** begin SOURCE DOCUMENT **

On a recent project we rolled our our profiling tools.

Poor Man's Profiling

The first rule of optimization is don't do optimization. The second rule is to measure first. If you don't measure then you cannot possibly know if you've made an improvement or (in the worst case) made things worse.

On a recent project we had suspicions that certain parts of our application were running more slowly than we'd like. Rather than mess with expensive profiling tools we wrote a small utility class that would help us to gather statistics and make decisions about the best place to make changes.

** end SOURCE DOCUMENT **

** WRITTEN EXERCISE A **
Repeat word for word everything in the records from their first line down to the line containing "svg-text:20: 20 [40,49,52,60]".

** begin DATA ROWS **

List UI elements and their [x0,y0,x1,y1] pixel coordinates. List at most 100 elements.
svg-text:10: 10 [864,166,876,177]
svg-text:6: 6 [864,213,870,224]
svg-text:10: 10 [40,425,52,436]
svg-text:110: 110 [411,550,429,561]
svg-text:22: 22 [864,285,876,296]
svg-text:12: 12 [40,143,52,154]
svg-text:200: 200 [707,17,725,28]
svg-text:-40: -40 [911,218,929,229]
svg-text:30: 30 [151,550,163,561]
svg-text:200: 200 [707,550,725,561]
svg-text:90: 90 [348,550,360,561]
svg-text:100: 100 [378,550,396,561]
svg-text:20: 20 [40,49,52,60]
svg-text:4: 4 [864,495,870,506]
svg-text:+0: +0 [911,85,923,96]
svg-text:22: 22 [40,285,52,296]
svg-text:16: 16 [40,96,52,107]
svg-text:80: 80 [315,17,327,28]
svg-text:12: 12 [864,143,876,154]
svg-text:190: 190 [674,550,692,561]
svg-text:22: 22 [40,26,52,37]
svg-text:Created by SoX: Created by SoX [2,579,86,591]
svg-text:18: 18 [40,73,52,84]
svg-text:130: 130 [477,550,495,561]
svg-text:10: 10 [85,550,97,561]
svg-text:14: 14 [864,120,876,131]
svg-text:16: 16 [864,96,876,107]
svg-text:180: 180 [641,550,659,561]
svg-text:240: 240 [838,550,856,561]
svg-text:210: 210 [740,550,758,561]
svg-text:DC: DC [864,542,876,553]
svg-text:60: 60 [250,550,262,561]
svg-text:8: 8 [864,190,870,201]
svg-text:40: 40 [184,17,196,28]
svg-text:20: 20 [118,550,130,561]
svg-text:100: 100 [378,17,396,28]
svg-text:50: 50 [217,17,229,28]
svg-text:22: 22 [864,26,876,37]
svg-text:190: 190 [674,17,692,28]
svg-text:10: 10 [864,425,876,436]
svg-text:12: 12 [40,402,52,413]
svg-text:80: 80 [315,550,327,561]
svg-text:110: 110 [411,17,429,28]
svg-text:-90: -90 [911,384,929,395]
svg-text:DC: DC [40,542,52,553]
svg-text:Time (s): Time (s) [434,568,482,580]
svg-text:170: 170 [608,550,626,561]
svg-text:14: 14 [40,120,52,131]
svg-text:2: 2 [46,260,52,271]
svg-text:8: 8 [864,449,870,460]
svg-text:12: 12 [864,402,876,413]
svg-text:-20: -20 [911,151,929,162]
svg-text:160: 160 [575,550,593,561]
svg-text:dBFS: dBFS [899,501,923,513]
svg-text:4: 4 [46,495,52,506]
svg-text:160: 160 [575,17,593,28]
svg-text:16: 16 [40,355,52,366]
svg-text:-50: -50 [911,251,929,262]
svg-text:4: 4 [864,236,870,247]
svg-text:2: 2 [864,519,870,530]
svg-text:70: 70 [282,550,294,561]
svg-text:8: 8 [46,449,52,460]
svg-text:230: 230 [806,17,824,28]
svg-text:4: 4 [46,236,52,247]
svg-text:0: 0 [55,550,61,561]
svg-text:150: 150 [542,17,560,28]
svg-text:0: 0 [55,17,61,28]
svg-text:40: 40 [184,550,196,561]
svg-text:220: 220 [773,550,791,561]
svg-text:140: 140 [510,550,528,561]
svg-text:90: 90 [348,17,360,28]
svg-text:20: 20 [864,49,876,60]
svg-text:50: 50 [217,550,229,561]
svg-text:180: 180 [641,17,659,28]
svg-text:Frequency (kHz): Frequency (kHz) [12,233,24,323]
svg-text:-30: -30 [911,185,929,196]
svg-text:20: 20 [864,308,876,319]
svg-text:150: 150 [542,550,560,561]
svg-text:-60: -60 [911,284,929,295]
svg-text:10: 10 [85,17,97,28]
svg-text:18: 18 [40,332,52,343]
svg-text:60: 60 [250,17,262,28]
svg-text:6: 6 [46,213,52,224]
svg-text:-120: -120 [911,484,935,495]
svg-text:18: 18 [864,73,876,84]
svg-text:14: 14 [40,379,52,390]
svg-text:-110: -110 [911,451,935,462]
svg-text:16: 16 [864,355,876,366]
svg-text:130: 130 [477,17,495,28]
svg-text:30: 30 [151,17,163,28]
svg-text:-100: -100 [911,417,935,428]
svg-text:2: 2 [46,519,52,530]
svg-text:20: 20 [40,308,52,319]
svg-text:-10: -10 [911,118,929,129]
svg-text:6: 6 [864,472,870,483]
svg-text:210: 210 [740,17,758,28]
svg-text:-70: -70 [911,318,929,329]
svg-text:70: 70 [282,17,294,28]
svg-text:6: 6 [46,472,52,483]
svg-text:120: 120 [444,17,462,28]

** end DATA ROWS **

** WRITTEN EXERCISE B **
Quote the profiling article verbatim, everything from "Poor Man's Profiling" down to "made things worse.".

** TASK RESULT A **
List UI elements and their [x0,y0,x1,y1] pixel coordinates. List at most 100 elements.
svg-text:10: 10 [864,166,876,177]
svg-text:6: 6 [864,213,870,224]
svg-text:10: 10 [40,425,52,436]
svg-text:110: 110 [411,550,429,561]
svg-text:22: 22 [864,285,876,296]
svg-text:12: 12 [40,143,52,154]
svg-text:200: 200 [707,17,725,28]
svg-text:-40: -40 [911,218,929,229]
svg-text:30: 30 [151,550,163,561]
svg-text:200: 200 [707,550,725,561]
svg-text:90: 90 [348,550,360,561]
svg-text:100: 100 [378,550,396,561]
svg-text:20: 20 [40,49,52,60]

** TASK RESULT B **
Poor Man's Profiling

The first rule of optimization is don't do optimization. The second rule is to measure first. If you don't measure then you cannot possibly know if you've made an improvement or (in the worst case) made things worse.